Task goal: From the data that follows, report how many lines hold the string "location", giving only the number.

Saved entries:

-- -- --

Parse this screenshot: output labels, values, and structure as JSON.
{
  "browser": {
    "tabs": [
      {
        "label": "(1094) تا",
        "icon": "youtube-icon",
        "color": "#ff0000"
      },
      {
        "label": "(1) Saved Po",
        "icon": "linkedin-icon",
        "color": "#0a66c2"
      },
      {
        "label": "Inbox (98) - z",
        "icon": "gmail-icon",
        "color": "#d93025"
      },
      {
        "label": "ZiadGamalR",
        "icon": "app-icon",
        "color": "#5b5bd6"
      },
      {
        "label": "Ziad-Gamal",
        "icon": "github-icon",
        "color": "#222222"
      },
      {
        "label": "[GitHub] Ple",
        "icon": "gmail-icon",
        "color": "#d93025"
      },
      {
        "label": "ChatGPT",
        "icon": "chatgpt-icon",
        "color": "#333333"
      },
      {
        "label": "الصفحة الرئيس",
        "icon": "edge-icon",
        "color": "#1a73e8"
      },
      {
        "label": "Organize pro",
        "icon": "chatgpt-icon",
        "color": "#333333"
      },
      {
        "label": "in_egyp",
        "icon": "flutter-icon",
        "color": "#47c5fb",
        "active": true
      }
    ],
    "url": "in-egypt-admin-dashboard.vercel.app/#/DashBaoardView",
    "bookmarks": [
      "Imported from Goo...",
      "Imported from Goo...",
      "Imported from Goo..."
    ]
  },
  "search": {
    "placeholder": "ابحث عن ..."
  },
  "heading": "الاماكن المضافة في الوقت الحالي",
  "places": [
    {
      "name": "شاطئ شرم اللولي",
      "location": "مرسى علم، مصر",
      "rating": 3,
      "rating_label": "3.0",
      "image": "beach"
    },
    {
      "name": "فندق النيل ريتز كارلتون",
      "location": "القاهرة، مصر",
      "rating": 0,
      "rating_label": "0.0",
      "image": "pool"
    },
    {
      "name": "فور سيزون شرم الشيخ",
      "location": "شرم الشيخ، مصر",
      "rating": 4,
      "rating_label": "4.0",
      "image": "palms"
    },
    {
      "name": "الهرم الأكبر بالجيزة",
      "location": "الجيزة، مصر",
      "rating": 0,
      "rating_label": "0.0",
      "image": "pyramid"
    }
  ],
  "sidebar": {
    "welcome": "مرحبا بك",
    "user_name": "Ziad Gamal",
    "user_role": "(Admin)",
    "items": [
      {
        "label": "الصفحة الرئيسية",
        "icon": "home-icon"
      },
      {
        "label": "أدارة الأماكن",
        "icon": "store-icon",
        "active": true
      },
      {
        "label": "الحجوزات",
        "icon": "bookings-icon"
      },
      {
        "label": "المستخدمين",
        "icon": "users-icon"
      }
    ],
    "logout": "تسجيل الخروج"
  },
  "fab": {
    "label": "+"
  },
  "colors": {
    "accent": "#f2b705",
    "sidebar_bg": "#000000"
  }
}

-- -- --

Complete output: 4